Given data:
= = = = = = =

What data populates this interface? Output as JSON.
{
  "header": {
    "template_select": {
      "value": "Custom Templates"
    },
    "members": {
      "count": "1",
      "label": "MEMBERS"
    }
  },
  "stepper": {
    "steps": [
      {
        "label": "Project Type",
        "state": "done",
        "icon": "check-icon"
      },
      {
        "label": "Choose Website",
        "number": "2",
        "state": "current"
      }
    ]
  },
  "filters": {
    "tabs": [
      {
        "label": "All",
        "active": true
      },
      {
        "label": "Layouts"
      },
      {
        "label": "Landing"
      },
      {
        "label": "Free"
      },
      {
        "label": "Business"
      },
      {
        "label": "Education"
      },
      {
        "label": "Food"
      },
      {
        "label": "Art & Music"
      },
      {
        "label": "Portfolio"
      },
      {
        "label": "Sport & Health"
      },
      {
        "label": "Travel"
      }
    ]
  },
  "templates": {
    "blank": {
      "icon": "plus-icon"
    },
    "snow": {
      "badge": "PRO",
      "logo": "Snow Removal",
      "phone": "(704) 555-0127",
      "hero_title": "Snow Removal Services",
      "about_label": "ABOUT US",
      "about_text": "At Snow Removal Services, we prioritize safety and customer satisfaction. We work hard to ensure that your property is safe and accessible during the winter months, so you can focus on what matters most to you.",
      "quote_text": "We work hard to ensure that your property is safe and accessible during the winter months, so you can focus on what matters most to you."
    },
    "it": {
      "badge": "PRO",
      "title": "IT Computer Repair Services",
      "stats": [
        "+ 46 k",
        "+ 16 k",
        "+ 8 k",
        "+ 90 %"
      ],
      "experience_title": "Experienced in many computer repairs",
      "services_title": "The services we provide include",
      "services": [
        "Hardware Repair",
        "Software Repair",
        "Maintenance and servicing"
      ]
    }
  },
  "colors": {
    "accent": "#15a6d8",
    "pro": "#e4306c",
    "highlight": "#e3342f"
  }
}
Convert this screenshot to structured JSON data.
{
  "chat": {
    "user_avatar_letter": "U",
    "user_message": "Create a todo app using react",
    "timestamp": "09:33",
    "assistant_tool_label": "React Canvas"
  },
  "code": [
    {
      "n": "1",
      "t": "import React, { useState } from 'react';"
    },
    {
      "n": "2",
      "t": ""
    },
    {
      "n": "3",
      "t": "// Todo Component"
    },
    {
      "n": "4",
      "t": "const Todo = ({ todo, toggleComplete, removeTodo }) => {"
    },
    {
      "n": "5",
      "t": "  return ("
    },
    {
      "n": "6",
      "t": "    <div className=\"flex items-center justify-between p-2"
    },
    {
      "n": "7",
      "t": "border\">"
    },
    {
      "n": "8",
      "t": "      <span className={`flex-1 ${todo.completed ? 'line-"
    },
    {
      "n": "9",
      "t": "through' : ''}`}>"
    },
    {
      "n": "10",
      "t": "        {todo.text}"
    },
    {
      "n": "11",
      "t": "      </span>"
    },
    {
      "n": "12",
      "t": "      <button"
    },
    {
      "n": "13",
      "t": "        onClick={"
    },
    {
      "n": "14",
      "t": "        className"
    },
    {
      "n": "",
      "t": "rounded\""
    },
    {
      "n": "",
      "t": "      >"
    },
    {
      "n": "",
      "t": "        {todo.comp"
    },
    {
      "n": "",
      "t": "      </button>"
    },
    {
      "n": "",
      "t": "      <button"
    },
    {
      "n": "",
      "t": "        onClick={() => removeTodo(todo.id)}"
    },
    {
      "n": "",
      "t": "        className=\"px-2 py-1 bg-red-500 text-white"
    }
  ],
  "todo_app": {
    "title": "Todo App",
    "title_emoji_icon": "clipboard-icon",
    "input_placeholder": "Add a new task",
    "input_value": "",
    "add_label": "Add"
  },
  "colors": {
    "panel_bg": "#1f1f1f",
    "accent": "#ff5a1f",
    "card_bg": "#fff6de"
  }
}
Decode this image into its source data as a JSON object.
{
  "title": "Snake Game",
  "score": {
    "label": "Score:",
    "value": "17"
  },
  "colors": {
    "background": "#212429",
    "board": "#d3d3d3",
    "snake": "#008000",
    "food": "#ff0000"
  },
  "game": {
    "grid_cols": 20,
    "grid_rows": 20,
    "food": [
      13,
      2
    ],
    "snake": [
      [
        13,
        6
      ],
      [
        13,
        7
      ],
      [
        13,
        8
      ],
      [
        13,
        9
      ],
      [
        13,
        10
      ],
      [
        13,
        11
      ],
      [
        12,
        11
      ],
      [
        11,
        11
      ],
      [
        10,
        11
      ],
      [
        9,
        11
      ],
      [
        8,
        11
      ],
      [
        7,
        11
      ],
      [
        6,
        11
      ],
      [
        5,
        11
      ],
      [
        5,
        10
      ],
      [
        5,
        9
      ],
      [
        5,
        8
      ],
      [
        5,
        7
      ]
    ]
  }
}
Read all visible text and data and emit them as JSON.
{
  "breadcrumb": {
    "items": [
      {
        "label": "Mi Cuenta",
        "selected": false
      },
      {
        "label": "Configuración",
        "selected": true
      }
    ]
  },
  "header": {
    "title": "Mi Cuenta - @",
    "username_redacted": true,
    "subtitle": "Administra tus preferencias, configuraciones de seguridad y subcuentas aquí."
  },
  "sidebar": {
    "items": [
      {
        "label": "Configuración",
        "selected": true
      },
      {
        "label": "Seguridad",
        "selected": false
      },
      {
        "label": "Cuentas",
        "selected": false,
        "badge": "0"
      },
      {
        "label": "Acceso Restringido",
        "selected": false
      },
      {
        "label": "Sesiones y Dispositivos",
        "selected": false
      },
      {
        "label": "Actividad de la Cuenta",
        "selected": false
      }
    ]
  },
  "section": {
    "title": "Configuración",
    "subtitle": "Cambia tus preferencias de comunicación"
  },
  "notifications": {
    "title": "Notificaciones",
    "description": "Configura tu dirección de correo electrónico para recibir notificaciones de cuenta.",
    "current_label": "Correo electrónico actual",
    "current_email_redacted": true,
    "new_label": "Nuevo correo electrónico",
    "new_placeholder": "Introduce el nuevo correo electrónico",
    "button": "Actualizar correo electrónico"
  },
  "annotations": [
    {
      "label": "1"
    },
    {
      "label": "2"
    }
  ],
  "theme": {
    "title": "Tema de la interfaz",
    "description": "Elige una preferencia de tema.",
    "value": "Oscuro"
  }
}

= = = = = = =

Instructions to follow: From the listing above, reproduce all the lines exactly.

Reply to the task:
What data populates this interface? Output as JSON.
{
  "header": {
    "template_select": {
      "value": "Custom Templates"
    },
    "members": {
      "count": "1",
      "label": "MEMBERS"
    }
  },
  "stepper": {
    "steps": [
      {
        "label": "Project Type",
        "state": "done",
        "icon": "check-icon"
      },
      {
        "label": "Choose Website",
        "number": "2",
        "state": "current"
      }
    ]
  },
  "filters": {
    "tabs": [
      {
        "label": "All",
        "active": true
      },
      {
        "label": "Layouts"
      },
      {
        "label": "Landing"
      },
      {
        "label": "Free"
      },
      {
        "label": "Business"
      },
      {
        "label": "Education"
      },
      {
        "label": "Food"
      },
      {
        "label": "Art & Music"
      },
      {
        "label": "Portfolio"
      },
      {
        "label": "Sport & Health"
      },
      {
        "label": "Travel"
      }
    ]
  },
  "templates": {
    "blank": {
      "icon": "plus-icon"
    },
    "snow": {
      "badge": "PRO",
      "logo": "Snow Removal",
      "phone": "(704) 555-0127",
      "hero_title": "Snow Removal Services",
      "about_label": "ABOUT US",
      "about_text": "At Snow Removal Services, we prioritize safety and customer satisfaction. We work hard to ensure that your property is safe and accessible during the winter months, so you can focus on what matters most to you.",
      "quote_text": "We work hard to ensure that your property is safe and accessible during the winter months, so you can focus on what matters most to you."
    },
    "it": {
      "badge": "PRO",
      "title": "IT Computer Repair Services",
      "stats": [
        "+ 46 k",
        "+ 16 k",
        "+ 8 k",
        "+ 90 %"
      ],
      "experience_title": "Experienced in many computer repairs",
      "services_title": "The services we provide include",
      "services": [
        "Hardware Repair",
        "Software Repair",
        "Maintenance and servicing"
      ]
    }
  },
  "colors": {
    "accent": "#15a6d8",
    "pro": "#e4306c",
    "highlight": "#e3342f"
  }
}
Convert this screenshot to structured JSON data.
{
  "chat": {
    "user_avatar_letter": "U",
    "user_message": "Create a todo app using react",
    "timestamp": "09:33",
    "assistant_tool_label": "React Canvas"
  },
  "code": [
    {
      "n": "1",
      "t": "import React, { useState } from 'react';"
    },
    {
      "n": "2",
      "t": ""
    },
    {
      "n": "3",
      "t": "// Todo Component"
    },
    {
      "n": "4",
      "t": "const Todo = ({ todo, toggleComplete, removeTodo }) => {"
    },
    {
      "n": "5",
      "t": "  return ("
    },
    {
      "n": "6",
      "t": "    <div className=\"flex items-center justify-between p-2"
    },
    {
      "n": "7",
      "t": "border\">"
    },
    {
      "n": "8",
      "t": "      <span className={`flex-1 ${todo.completed ? 'line-"
    },
    {
      "n": "9",
      "t": "through' : ''}`}>"
    },
    {
      "n": "10",
      "t": "        {todo.text}"
    },
    {
      "n": "11",
      "t": "      </span>"
    },
    {
      "n": "12",
      "t": "      <button"
    },
    {
      "n": "13",
      "t": "        onClick={"
    },
    {
      "n": "14",
      "t": "        className"
    },
    {
      "n": "",
      "t": "rounded\""
    },
    {
      "n": "",
      "t": "      >"
    },
    {
      "n": "",
      "t": "        {todo.comp"
    },
    {
      "n": "",
      "t": "      </button>"
    },
    {
      "n": "",
      "t": "      <button"
    },
    {
      "n": "",
      "t": "        onClick={() => removeTodo(todo.id)}"
    },
    {
      "n": "",
      "t": "        className=\"px-2 py-1 bg-red-500 text-white"
    }
  ],
  "todo_app": {
    "title": "Todo App",
    "title_emoji_icon": "clipboard-icon",
    "input_placeholder": "Add a new task",
    "input_value": "",
    "add_label": "Add"
  },
  "colors": {
    "panel_bg": "#1f1f1f",
    "accent": "#ff5a1f",
    "card_bg": "#fff6de"
  }
}
Decode this image into its source data as a JSON object.
{
  "title": "Snake Game",
  "score": {
    "label": "Score:",
    "value": "17"
  },
  "colors": {
    "background": "#212429",
    "board": "#d3d3d3",
    "snake": "#008000",
    "food": "#ff0000"
  },
  "game": {
    "grid_cols": 20,
    "grid_rows": 20,
    "food": [
      13,
      2
    ],
    "snake": [
      [
        13,
        6
      ],
      [
        13,
        7
      ],
      [
        13,
        8
      ],
      [
        13,
        9
      ],
      [
        13,
        10
      ],
      [
        13,
        11
      ],
      [
        12,
        11
      ],
      [
        11,
        11
      ],
      [
        10,
        11
      ],
      [
        9,
        11
      ],
      [
        8,
        11
      ],
      [
        7,
        11
      ],
      [
        6,
        11
      ],
      [
        5,
        11
      ],
      [
        5,
        10
      ],
      [
        5,
        9
      ],
      [
        5,
        8
      ],
      [
        5,
        7
      ]
    ]
  }
}
Read all visible text and data and emit them as JSON.
{
  "breadcrumb": {
    "items": [
      {
        "label": "Mi Cuenta",
        "selected": false
      },
      {
        "label": "Configuración",
        "selected": true
      }
    ]
  },
  "header": {
    "title": "Mi Cuenta - @",
    "username_redacted": true,
    "subtitle": "Administra tus preferencias, configuraciones de seguridad y subcuentas aquí."
  },
  "sidebar": {
    "items": [
      {
        "label": "Configuración",
        "selected": true
      },
      {
        "label": "Seguridad",
        "selected": false
      },
      {
        "label": "Cuentas",
        "selected": false,
        "badge": "0"
      },
      {
        "label": "Acceso Restringido",
        "selected": false
      },
      {
        "label": "Sesiones y Dispositivos",
        "selected": false
      },
      {
        "label": "Actividad de la Cuenta",
        "selected": false
      }
    ]
  },
  "section": {
    "title": "Configuración",
    "subtitle": "Cambia tus preferencias de comunicación"
  },
  "notifications": {
    "title": "Notificaciones",
    "description": "Configura tu dirección de correo electrónico para recibir notificaciones de cuenta.",
    "current_label": "Correo electrónico actual",
    "current_email_redacted": true,
    "new_label": "Nuevo correo electrónico",
    "new_placeholder": "Introduce el nuevo correo electrónico",
    "button": "Actualizar correo electrónico"
  },
  "annotations": [
    {
      "label": "1"
    },
    {
      "label": "2"
    }
  ],
  "theme": {
    "title": "Tema de la interfaz",
    "description": "Elige una preferencia de tema.",
    "value": "Oscuro"
  }
}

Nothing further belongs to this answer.